Stated goal:
Go through the listing and copy each line with the string "After".

Data shown:
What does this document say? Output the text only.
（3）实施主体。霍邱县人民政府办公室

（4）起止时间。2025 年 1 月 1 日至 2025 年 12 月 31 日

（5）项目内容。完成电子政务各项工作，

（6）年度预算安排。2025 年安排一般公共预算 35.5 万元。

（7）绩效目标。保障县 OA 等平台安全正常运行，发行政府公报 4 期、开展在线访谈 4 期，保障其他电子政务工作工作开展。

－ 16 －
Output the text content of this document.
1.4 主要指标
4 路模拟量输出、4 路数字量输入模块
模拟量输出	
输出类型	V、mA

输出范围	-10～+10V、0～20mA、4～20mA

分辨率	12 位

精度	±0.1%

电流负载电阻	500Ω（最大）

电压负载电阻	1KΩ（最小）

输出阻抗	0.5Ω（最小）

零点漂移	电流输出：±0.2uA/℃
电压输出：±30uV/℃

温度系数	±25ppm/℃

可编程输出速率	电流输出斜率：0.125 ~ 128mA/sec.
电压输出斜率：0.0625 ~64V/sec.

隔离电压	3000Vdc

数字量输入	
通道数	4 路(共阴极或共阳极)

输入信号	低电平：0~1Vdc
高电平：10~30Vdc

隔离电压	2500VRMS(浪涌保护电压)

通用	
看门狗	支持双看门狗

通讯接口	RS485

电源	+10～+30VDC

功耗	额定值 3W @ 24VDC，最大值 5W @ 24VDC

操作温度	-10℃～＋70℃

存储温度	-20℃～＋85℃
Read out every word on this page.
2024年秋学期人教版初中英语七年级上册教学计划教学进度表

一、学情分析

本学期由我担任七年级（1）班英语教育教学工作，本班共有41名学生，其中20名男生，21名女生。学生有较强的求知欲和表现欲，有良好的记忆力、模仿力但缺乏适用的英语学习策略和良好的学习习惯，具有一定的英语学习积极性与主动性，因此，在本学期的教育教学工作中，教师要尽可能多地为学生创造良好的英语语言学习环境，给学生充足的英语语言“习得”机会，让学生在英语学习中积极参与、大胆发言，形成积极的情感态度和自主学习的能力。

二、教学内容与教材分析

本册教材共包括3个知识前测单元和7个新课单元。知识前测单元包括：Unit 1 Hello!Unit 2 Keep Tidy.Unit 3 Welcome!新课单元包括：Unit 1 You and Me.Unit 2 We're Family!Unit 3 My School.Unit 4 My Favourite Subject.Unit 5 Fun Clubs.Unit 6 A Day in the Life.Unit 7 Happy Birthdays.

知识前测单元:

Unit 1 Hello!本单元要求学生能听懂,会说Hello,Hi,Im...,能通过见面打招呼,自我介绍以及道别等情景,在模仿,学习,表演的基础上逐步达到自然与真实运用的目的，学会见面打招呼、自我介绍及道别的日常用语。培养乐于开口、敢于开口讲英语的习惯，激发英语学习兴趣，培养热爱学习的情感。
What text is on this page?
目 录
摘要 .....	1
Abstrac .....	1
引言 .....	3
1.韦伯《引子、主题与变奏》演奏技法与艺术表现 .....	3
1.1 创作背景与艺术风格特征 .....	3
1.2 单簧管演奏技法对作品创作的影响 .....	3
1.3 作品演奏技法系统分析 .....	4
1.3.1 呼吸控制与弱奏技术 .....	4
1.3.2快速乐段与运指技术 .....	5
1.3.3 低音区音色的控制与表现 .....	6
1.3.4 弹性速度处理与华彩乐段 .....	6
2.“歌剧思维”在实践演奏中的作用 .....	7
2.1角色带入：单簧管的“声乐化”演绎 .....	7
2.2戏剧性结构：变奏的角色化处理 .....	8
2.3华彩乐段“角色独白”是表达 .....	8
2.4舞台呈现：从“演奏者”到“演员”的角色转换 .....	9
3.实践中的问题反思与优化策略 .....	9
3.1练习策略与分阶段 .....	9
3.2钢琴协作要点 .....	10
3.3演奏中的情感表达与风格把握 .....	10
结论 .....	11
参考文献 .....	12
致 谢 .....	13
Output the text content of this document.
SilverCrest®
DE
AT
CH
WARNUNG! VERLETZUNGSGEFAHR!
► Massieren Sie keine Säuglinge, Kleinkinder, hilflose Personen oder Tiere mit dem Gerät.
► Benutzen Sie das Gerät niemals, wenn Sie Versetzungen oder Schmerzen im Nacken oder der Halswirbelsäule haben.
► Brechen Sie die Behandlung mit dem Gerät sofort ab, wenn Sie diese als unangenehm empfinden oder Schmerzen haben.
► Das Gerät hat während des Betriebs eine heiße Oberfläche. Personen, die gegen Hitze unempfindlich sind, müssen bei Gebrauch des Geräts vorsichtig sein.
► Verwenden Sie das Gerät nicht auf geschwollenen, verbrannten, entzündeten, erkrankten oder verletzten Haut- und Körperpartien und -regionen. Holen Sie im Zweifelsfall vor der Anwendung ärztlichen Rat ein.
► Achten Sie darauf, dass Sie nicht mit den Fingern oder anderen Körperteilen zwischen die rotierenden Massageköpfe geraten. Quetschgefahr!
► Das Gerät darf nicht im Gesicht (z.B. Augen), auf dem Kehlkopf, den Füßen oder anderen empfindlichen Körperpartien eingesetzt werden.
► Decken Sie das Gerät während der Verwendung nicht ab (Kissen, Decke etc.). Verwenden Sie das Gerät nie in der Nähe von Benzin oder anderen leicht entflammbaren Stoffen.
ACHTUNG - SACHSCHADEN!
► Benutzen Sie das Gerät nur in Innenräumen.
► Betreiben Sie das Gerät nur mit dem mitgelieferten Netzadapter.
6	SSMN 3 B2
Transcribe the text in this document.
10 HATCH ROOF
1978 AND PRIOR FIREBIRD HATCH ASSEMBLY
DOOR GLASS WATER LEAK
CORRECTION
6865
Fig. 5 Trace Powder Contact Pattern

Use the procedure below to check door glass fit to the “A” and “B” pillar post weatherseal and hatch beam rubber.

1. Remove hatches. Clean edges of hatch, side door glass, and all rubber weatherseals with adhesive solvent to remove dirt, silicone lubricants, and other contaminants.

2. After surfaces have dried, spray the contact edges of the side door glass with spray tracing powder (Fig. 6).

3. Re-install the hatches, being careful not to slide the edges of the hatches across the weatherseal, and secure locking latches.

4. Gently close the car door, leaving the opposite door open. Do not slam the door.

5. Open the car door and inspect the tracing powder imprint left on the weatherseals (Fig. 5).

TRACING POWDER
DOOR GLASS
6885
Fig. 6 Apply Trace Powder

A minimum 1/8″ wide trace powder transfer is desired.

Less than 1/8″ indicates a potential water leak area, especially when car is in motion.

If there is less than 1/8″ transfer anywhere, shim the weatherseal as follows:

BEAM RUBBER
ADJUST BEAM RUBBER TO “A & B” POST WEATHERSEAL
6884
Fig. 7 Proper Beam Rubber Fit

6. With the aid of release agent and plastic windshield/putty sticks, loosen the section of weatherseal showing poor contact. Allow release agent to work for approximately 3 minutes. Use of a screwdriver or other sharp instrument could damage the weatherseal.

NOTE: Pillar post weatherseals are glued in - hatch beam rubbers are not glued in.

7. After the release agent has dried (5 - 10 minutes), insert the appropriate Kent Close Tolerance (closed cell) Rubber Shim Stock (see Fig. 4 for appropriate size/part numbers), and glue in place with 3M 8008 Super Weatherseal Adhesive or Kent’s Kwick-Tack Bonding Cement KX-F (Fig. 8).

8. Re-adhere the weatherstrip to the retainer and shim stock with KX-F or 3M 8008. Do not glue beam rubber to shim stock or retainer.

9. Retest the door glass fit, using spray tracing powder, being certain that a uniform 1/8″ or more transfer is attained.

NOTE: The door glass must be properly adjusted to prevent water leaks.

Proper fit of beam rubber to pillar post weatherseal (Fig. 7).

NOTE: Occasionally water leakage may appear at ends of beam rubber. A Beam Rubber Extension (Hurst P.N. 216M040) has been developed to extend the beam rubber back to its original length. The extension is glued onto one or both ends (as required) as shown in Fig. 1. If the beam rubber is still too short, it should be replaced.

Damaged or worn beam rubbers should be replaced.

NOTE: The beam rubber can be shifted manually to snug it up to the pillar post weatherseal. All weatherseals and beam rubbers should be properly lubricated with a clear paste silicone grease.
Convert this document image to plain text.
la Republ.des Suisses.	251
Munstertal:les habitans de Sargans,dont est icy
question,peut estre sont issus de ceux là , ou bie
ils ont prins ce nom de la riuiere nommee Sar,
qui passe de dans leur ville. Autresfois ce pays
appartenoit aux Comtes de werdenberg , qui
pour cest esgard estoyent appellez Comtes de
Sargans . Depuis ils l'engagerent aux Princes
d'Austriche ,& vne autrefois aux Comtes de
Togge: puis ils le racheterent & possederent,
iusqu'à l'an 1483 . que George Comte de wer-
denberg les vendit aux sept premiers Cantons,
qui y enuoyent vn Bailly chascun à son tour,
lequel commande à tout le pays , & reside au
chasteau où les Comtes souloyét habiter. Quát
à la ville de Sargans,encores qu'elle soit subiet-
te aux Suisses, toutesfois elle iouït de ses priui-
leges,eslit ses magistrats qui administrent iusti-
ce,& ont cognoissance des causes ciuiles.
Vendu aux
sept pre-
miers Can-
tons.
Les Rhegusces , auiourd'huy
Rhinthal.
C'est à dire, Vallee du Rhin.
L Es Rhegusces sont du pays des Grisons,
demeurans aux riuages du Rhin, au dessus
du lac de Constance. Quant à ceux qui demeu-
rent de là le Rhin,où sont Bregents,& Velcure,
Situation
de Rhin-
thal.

Full response:
2. After surfaces have dried, spray the contact edges of the side door glass with spray tracing powder (Fig. 6).
7. After the release agent has dried (5 - 10 minutes), insert the appropriate Kent Close Tolerance (closed cell) Rubber Shim Stock (see Fig. 4 for appropriate size/part numbers), and glue in place with 3M 8008 Super Weatherseal Adhesive or Kent’s Kwick-Tack Bonding Cement KX-F (Fig. 8).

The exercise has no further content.